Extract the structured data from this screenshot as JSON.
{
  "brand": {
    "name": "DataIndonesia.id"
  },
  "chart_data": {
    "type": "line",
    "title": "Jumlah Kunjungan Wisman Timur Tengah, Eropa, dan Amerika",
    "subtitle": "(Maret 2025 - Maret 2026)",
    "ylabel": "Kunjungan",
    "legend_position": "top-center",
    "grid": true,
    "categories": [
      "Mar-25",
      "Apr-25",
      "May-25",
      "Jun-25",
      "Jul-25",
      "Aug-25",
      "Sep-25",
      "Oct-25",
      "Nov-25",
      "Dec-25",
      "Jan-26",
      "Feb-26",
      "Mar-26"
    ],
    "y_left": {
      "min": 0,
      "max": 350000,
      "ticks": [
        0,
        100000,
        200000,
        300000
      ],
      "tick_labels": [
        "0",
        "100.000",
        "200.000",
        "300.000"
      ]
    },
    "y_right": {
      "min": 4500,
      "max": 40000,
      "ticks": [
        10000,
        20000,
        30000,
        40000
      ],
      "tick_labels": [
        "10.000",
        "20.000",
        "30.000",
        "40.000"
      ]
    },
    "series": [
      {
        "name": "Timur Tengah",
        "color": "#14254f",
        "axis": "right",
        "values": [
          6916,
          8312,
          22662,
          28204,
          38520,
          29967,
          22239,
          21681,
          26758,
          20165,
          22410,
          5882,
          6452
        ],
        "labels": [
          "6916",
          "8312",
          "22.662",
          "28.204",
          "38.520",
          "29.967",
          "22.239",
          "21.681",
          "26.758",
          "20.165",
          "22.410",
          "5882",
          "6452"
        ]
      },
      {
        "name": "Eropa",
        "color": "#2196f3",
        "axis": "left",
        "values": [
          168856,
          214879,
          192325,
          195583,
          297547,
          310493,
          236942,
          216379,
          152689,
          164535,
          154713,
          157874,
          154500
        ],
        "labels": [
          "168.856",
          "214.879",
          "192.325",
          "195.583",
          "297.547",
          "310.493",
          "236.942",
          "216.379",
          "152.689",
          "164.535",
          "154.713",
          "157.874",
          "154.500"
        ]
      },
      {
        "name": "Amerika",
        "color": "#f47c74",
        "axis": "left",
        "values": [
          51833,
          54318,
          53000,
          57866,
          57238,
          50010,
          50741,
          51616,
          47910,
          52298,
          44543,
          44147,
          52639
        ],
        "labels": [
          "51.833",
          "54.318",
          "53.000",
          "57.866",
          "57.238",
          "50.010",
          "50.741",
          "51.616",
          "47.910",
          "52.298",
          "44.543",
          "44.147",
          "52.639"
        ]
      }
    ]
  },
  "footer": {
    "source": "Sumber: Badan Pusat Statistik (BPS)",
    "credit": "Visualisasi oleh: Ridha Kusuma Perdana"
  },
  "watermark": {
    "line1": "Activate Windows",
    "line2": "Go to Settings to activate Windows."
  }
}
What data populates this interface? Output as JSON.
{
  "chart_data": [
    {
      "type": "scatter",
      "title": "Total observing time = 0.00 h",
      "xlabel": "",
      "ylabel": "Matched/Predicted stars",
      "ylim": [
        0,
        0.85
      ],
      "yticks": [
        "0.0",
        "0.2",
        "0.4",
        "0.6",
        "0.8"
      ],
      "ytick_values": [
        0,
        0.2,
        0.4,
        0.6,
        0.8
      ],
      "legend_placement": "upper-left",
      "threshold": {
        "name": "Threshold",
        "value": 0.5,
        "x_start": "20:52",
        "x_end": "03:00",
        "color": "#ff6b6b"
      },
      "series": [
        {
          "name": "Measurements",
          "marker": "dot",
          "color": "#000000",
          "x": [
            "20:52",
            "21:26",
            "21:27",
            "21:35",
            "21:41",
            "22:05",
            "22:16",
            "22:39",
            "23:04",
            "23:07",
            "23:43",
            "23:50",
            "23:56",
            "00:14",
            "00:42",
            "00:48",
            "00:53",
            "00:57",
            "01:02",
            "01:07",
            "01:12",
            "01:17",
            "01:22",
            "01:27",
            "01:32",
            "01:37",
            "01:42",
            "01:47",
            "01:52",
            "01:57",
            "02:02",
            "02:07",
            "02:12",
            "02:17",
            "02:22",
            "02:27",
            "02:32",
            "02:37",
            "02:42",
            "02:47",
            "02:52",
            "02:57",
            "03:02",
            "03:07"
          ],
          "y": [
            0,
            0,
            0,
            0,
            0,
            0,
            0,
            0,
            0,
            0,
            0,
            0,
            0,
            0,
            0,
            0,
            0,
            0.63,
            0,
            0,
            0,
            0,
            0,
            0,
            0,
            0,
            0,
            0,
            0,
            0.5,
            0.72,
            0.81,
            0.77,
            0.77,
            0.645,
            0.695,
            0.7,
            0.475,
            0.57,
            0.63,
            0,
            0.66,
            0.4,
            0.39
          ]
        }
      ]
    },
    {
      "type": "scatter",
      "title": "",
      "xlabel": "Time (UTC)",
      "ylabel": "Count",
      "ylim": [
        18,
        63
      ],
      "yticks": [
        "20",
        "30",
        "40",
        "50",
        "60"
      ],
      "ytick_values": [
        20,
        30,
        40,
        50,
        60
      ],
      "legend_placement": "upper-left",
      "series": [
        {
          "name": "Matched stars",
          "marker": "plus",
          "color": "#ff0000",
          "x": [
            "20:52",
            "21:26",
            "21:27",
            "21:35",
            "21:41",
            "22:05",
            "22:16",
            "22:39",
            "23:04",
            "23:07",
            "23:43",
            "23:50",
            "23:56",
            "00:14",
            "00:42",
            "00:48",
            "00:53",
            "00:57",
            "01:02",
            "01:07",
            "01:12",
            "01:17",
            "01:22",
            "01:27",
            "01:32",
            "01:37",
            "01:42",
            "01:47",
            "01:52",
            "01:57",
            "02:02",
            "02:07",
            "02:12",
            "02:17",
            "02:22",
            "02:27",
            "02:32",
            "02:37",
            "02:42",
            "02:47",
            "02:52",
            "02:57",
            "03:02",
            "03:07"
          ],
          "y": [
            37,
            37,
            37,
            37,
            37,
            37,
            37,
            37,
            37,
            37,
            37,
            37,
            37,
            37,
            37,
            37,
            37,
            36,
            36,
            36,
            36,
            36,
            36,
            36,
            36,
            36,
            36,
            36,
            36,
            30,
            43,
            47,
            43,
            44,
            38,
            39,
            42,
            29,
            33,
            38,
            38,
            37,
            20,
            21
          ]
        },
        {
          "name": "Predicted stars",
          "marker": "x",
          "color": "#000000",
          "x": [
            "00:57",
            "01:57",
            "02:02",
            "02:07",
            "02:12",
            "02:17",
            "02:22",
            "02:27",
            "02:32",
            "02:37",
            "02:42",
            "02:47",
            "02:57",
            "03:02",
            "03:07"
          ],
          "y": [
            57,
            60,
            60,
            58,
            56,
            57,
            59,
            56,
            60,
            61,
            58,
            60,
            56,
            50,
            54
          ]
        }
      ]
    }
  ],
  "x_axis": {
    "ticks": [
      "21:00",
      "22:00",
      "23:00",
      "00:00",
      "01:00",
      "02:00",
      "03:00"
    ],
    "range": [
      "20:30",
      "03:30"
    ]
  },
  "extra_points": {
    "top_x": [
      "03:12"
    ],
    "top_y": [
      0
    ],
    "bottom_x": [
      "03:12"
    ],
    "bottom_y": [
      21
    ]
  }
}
==============================
**WHAT IS BEING ASKED:** Which lines hold the string "stars"? List them all.

**SOLUTION TO THE PROBLEM:**
      "ylabel": "Matched/Predicted stars",
          "name": "Matched stars",
          "name": "Predicted stars",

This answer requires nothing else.